====== Dataset entries

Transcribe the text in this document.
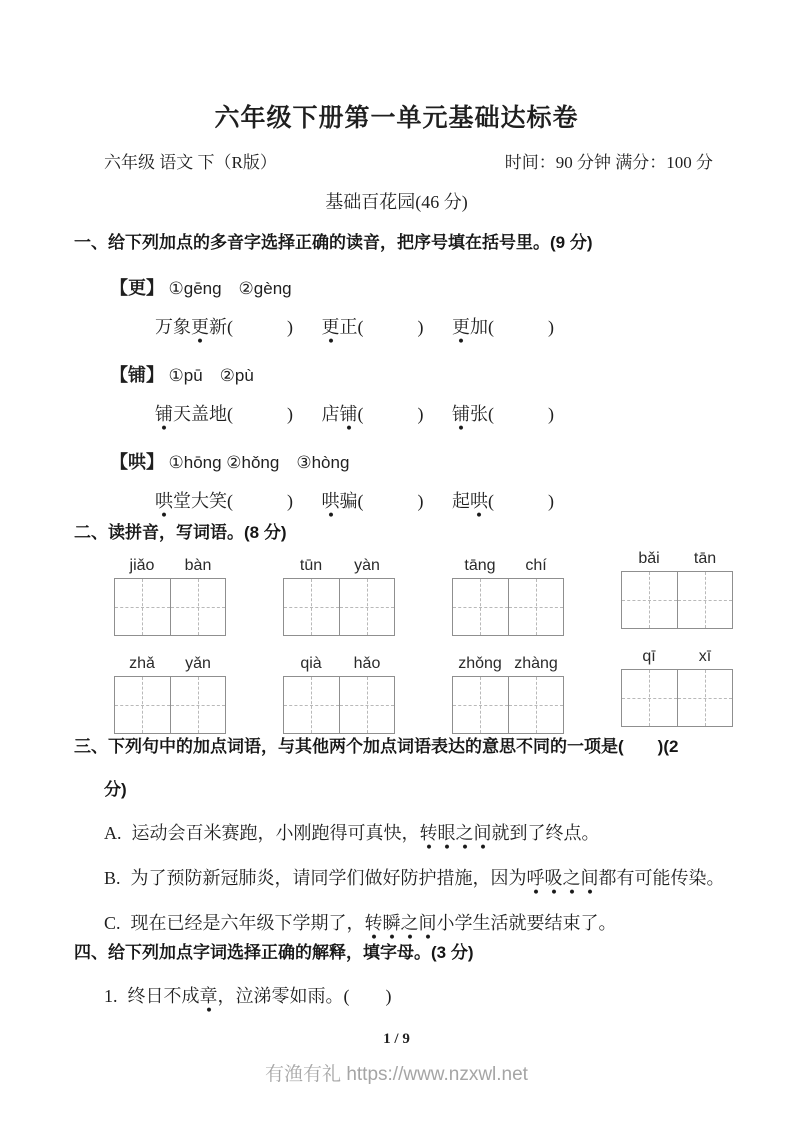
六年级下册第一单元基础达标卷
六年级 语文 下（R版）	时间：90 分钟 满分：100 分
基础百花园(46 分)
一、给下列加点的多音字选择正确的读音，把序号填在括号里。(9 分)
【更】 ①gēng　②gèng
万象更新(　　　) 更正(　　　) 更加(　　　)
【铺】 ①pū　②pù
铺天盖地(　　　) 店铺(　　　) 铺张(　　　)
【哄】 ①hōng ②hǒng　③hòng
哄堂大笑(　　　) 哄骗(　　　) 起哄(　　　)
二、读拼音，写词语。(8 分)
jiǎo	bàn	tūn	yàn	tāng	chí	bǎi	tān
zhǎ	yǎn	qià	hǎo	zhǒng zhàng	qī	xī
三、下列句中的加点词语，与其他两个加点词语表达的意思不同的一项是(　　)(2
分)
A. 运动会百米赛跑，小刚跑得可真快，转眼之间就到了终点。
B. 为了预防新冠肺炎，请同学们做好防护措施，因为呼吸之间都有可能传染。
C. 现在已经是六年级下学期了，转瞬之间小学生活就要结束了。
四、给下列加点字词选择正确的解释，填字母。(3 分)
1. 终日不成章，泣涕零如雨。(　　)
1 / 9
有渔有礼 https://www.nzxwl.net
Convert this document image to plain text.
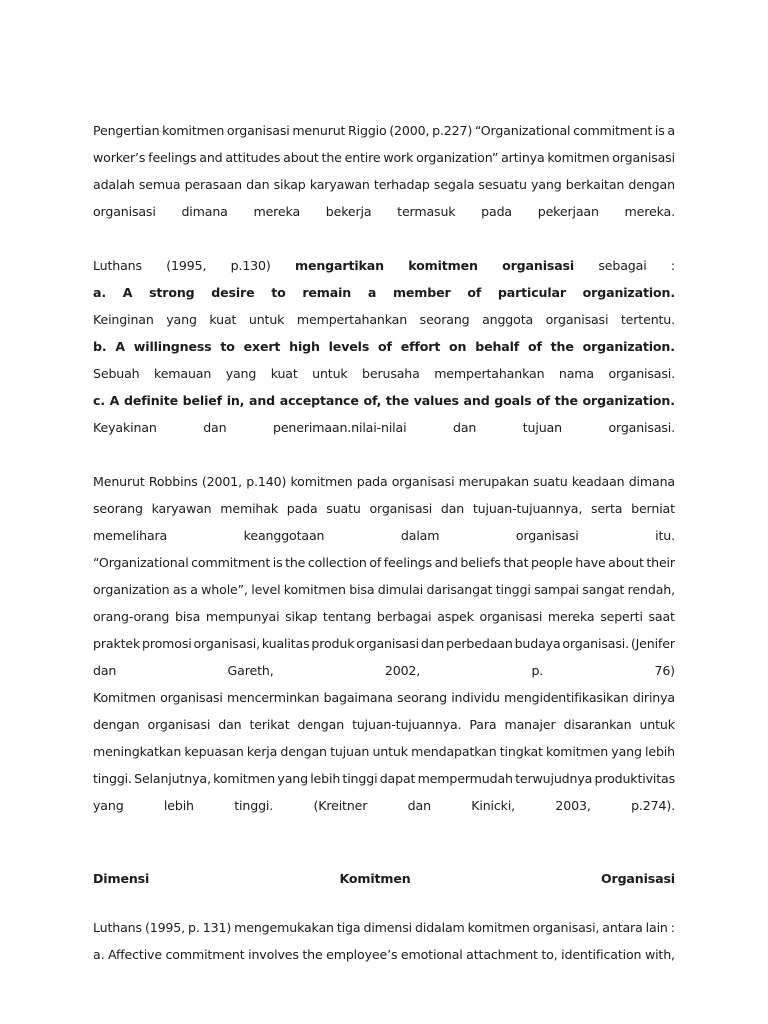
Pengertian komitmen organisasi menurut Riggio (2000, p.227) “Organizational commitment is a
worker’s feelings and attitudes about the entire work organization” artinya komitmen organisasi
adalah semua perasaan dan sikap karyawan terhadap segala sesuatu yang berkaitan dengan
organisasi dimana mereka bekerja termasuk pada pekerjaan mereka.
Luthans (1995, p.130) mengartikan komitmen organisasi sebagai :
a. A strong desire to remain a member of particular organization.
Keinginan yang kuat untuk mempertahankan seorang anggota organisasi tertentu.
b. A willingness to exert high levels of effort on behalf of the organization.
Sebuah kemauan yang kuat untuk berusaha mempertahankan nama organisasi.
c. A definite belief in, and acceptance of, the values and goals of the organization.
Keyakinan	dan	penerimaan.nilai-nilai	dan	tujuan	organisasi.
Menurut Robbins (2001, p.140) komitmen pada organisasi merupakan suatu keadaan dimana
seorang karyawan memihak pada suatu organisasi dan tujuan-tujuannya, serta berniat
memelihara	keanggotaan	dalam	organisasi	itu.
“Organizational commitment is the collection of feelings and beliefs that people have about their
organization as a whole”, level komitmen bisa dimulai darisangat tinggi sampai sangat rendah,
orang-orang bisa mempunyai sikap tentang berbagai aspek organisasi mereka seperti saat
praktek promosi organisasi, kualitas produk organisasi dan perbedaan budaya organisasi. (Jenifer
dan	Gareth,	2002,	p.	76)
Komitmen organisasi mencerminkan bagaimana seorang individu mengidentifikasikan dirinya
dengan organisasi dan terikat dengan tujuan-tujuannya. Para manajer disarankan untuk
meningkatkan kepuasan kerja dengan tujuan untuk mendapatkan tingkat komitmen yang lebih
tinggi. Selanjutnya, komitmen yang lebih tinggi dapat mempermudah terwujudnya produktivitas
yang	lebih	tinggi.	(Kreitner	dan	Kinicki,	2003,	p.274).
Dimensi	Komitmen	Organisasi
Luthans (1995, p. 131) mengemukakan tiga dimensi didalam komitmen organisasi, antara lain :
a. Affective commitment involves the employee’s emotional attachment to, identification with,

============
====== Dataset entries

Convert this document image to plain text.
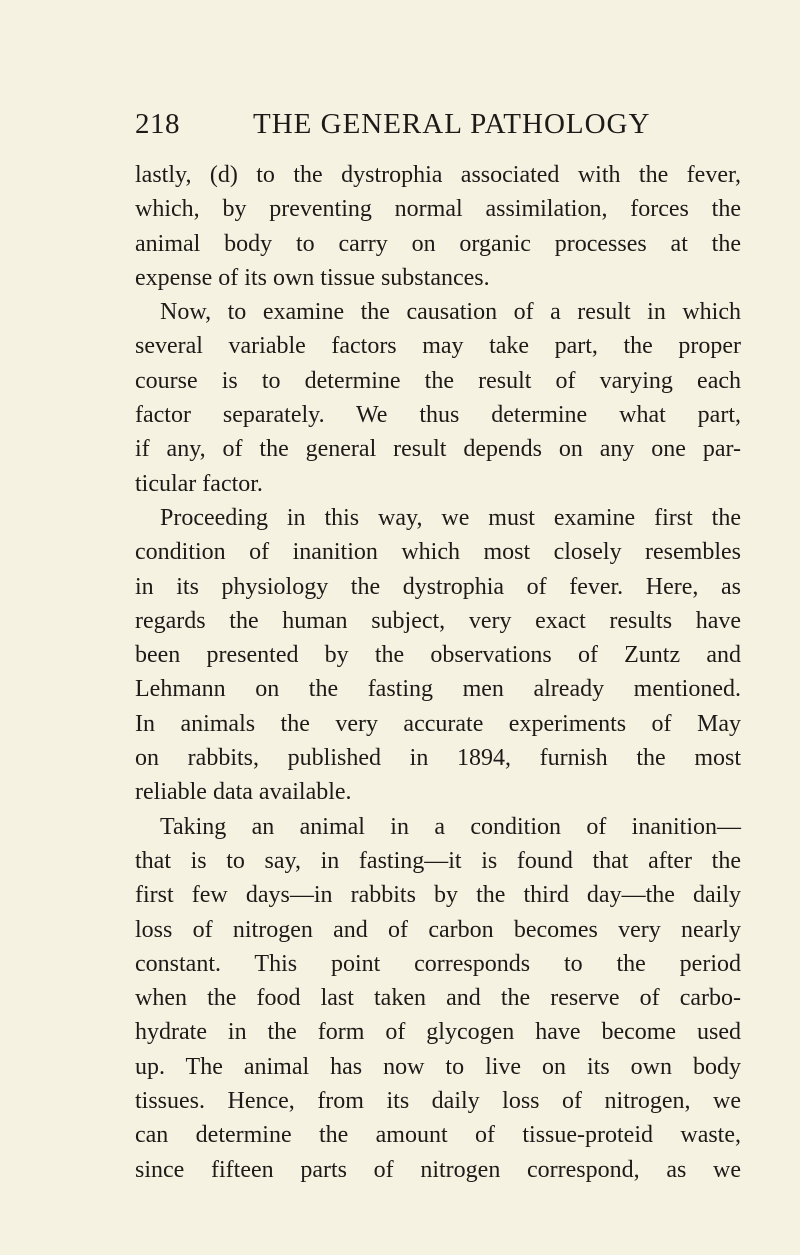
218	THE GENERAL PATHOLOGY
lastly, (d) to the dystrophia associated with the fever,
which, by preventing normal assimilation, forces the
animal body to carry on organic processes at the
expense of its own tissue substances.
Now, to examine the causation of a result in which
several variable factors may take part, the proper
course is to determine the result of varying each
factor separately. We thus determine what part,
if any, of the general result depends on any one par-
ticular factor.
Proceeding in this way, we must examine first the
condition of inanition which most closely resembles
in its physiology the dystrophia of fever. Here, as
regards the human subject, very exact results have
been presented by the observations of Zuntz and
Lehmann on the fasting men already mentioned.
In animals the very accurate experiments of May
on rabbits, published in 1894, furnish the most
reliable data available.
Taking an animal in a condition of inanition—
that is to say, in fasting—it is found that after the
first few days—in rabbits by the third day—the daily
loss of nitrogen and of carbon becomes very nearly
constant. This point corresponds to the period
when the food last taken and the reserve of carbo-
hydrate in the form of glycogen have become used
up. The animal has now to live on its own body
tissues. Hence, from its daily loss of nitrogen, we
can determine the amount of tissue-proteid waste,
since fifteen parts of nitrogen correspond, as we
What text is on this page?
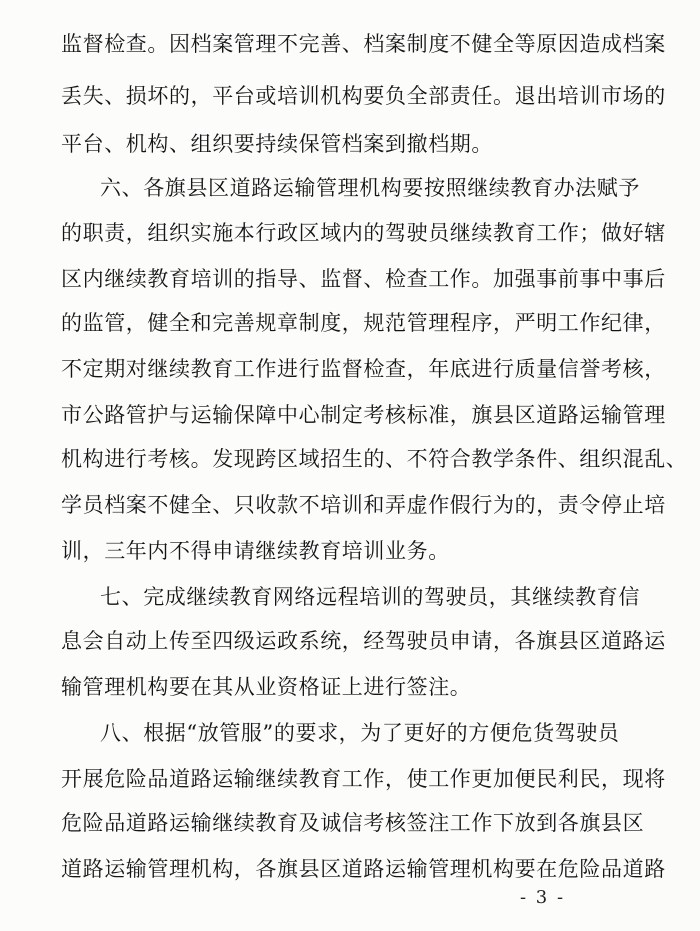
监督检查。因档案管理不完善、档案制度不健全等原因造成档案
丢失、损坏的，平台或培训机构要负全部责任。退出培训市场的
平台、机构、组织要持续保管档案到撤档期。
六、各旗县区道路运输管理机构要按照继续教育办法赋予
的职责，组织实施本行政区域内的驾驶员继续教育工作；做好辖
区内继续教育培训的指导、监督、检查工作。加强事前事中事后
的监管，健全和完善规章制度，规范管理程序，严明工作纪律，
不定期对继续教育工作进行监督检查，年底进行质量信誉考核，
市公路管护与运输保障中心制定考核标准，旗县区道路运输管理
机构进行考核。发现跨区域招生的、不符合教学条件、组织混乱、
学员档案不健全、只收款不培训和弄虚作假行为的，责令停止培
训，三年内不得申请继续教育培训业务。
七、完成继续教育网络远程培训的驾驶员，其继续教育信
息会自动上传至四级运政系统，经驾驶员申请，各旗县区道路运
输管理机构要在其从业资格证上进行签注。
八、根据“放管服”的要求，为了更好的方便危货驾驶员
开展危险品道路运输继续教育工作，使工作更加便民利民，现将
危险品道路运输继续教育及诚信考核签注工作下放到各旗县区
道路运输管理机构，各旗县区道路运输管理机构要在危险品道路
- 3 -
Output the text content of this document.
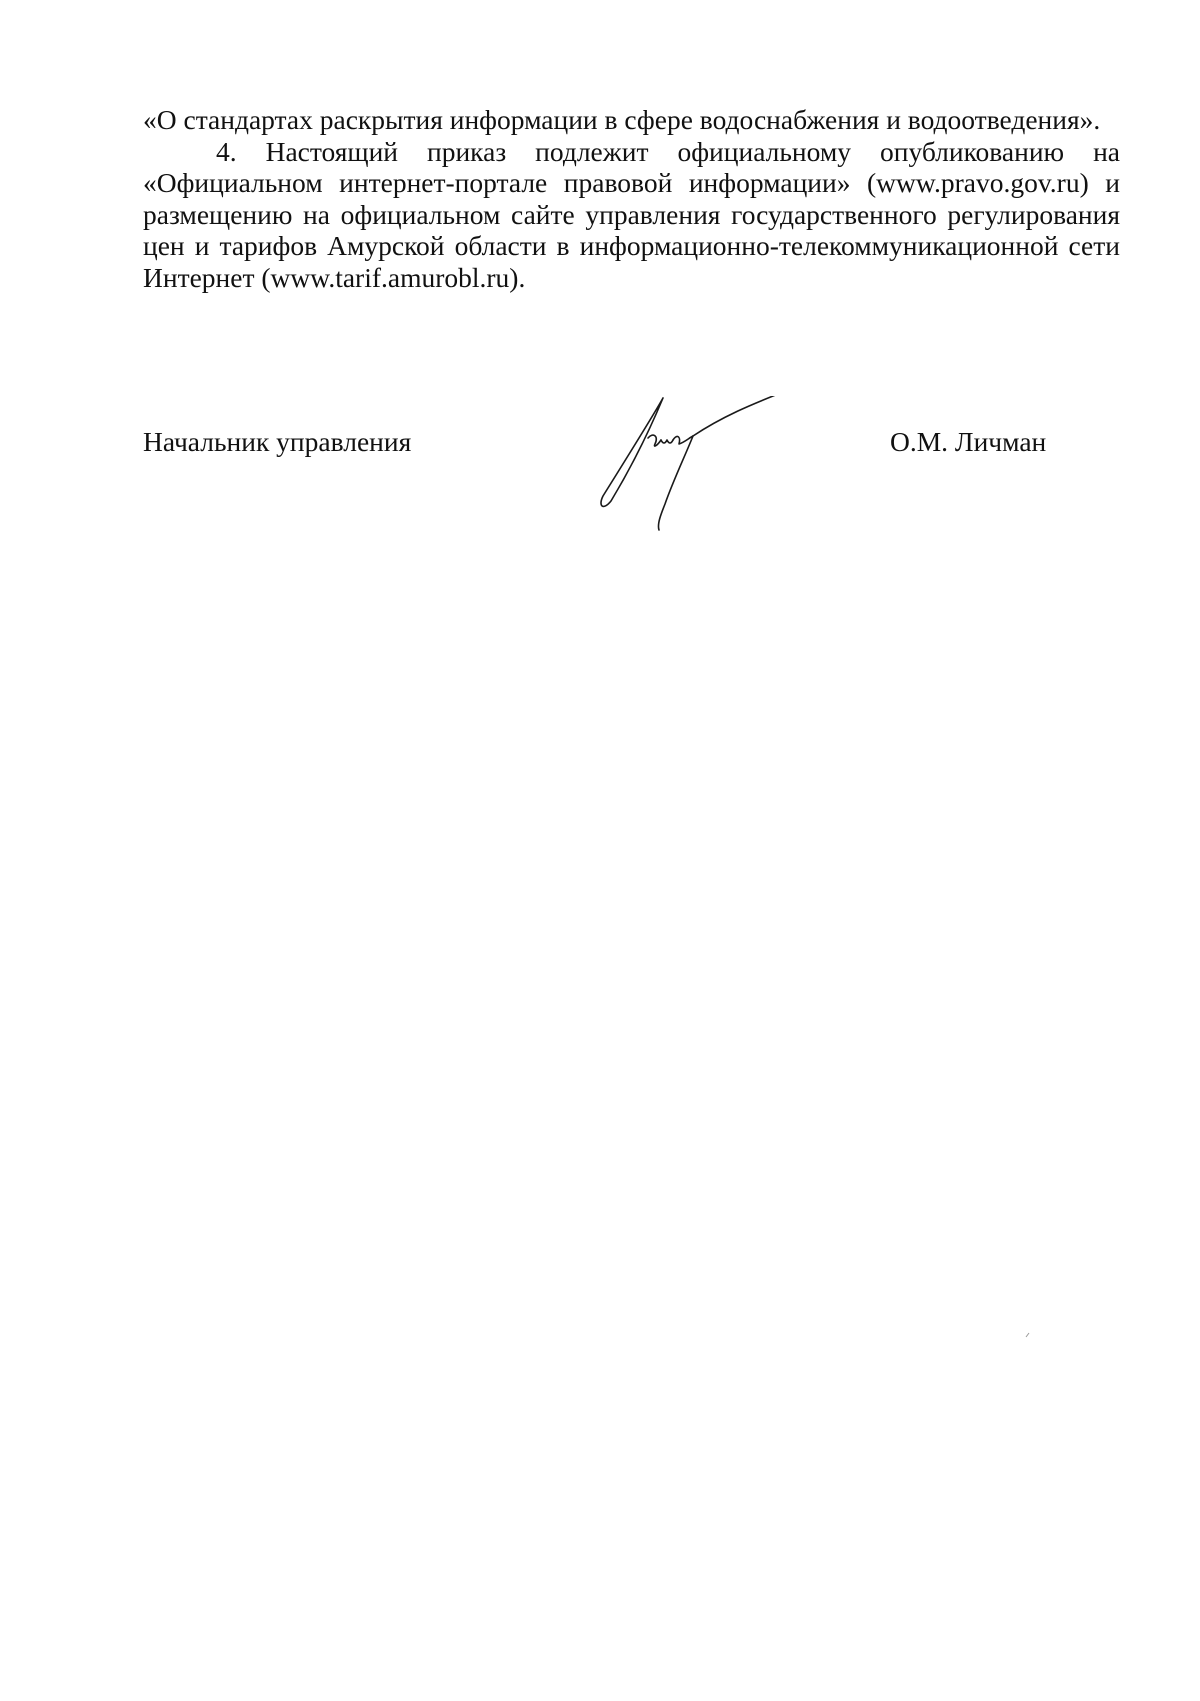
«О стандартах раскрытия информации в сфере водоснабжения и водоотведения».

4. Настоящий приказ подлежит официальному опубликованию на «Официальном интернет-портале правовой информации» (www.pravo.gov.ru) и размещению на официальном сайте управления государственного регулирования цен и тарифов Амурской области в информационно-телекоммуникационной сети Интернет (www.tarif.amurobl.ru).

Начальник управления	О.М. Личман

============
====== Dataset entries

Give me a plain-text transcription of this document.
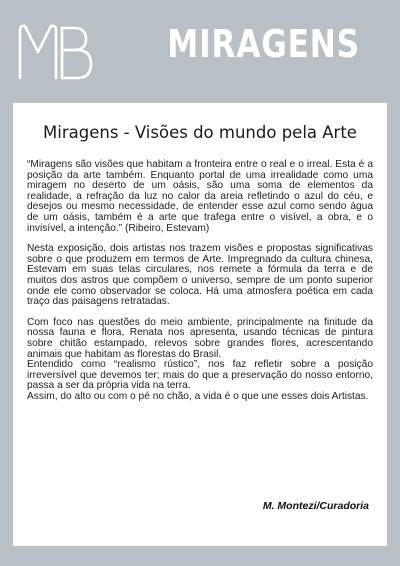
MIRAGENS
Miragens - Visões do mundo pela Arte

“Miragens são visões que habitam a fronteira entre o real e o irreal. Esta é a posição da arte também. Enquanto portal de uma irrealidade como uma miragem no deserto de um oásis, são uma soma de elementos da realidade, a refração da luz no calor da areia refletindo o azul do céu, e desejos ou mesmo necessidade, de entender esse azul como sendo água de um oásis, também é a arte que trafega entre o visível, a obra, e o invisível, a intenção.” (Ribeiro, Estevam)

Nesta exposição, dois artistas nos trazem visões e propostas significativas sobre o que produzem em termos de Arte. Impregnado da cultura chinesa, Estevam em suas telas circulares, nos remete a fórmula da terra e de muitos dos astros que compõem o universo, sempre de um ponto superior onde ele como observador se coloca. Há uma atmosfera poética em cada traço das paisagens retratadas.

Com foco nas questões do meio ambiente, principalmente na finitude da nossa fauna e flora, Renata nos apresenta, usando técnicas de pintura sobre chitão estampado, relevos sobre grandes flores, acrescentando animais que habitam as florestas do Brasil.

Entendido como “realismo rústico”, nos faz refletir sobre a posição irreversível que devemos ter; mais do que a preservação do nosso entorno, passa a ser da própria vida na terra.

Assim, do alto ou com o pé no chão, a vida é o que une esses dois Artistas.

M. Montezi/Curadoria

============

From the listing above, collect every line that mentions the word "which".

which, by preventing normal assimilation, forces the
Now, to examine the causation of a result in which
condition of inanition which most closely resembles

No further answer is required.